In the data below, locate each line with the word "nhật" and list it.

## BEGIN LISTED ENTRIES

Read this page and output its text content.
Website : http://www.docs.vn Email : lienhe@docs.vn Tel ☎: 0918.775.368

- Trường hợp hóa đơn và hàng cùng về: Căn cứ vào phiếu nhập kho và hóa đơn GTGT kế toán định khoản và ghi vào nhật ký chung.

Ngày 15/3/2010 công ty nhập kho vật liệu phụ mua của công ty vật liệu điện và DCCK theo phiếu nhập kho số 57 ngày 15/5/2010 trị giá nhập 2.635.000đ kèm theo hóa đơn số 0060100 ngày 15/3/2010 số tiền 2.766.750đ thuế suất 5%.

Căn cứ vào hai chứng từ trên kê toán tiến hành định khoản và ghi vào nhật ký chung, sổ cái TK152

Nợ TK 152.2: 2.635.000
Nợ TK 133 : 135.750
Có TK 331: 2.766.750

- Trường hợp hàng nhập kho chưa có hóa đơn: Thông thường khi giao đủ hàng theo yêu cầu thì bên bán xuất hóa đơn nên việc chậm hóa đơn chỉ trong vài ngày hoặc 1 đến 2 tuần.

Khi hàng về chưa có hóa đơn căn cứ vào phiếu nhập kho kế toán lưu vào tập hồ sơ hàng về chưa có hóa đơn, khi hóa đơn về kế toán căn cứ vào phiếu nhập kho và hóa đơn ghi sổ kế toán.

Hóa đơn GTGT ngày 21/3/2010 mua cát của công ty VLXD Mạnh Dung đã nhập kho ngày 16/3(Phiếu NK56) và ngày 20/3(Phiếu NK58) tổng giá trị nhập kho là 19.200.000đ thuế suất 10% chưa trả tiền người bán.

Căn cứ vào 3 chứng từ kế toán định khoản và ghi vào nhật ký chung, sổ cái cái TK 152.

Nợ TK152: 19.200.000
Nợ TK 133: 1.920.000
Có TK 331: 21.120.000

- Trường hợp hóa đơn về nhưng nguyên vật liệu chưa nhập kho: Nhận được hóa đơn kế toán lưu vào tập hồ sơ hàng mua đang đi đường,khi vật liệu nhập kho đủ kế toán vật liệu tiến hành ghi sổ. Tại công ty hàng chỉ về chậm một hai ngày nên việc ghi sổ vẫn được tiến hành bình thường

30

## END LISTED ENTRIES
## BEGIN LISTED ENTRIES

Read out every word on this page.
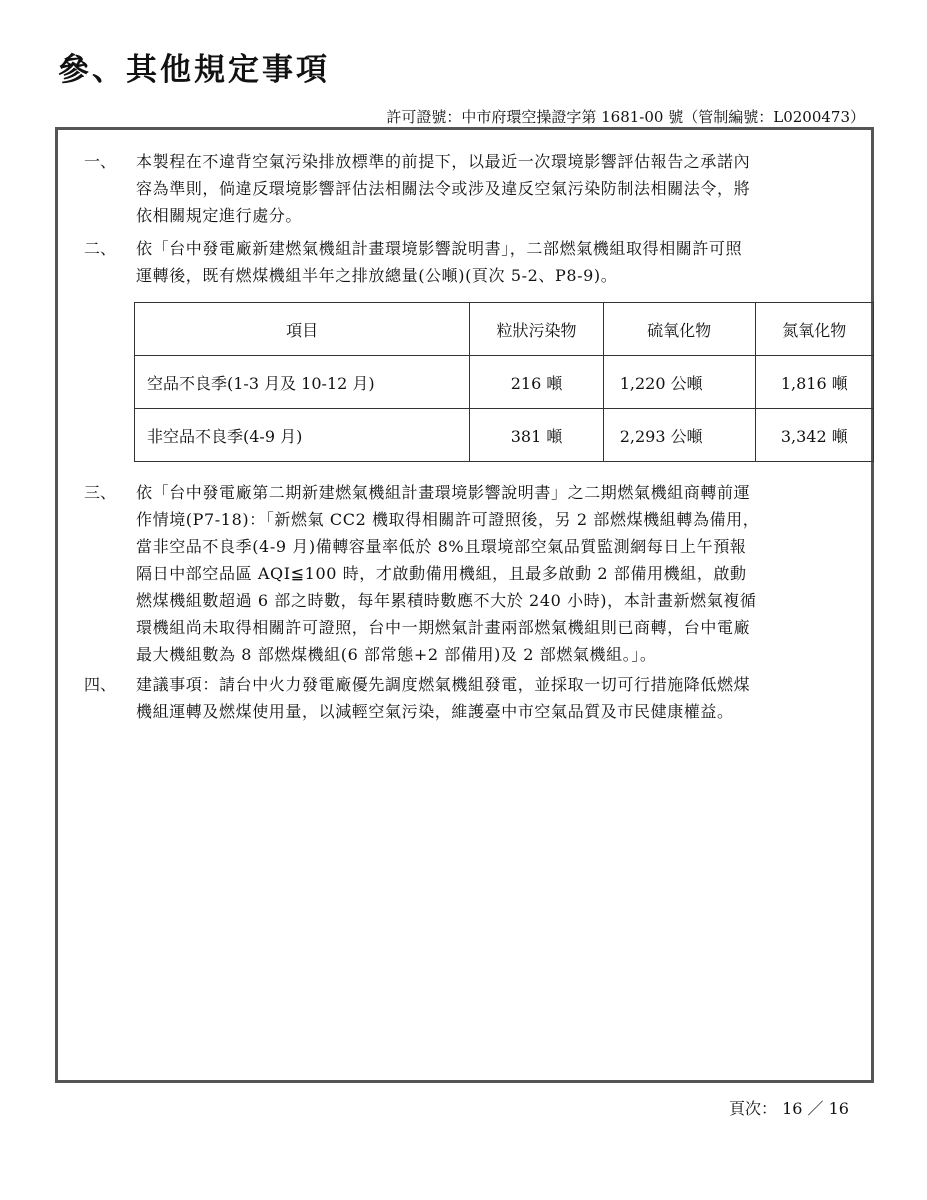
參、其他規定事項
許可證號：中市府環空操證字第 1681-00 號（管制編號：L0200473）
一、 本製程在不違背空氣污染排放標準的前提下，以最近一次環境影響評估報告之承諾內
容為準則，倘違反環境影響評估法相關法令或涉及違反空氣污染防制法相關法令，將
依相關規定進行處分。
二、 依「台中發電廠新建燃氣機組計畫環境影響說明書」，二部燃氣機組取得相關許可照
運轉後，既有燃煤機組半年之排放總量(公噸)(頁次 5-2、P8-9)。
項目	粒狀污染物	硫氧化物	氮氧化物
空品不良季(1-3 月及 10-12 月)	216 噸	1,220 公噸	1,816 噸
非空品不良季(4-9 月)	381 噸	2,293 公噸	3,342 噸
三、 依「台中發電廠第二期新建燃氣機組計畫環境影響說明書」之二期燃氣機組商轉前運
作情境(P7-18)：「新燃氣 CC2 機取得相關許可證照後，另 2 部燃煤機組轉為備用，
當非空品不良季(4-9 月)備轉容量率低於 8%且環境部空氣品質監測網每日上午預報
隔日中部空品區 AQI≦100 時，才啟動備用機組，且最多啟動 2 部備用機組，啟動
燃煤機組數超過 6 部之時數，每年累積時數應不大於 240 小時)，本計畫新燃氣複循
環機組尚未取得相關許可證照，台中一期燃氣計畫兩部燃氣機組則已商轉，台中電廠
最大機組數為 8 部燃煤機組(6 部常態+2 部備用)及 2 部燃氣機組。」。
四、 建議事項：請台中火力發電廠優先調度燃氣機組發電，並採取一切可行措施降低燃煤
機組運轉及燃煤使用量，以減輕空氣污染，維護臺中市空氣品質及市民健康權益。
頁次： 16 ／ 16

## END LISTED ENTRIES

SOLUTION TO THIS PROBLEM =>
- Trường hợp hóa đơn và hàng cùng về: Căn cứ vào phiếu nhập kho và hóa đơn GTGT kế toán định khoản và ghi vào nhật ký chung.
Căn cứ vào hai chứng từ trên kê toán tiến hành định khoản và ghi vào nhật ký chung, sổ cái TK152
Căn cứ vào 3 chứng từ kế toán định khoản và ghi vào nhật ký chung, sổ cái cái TK 152.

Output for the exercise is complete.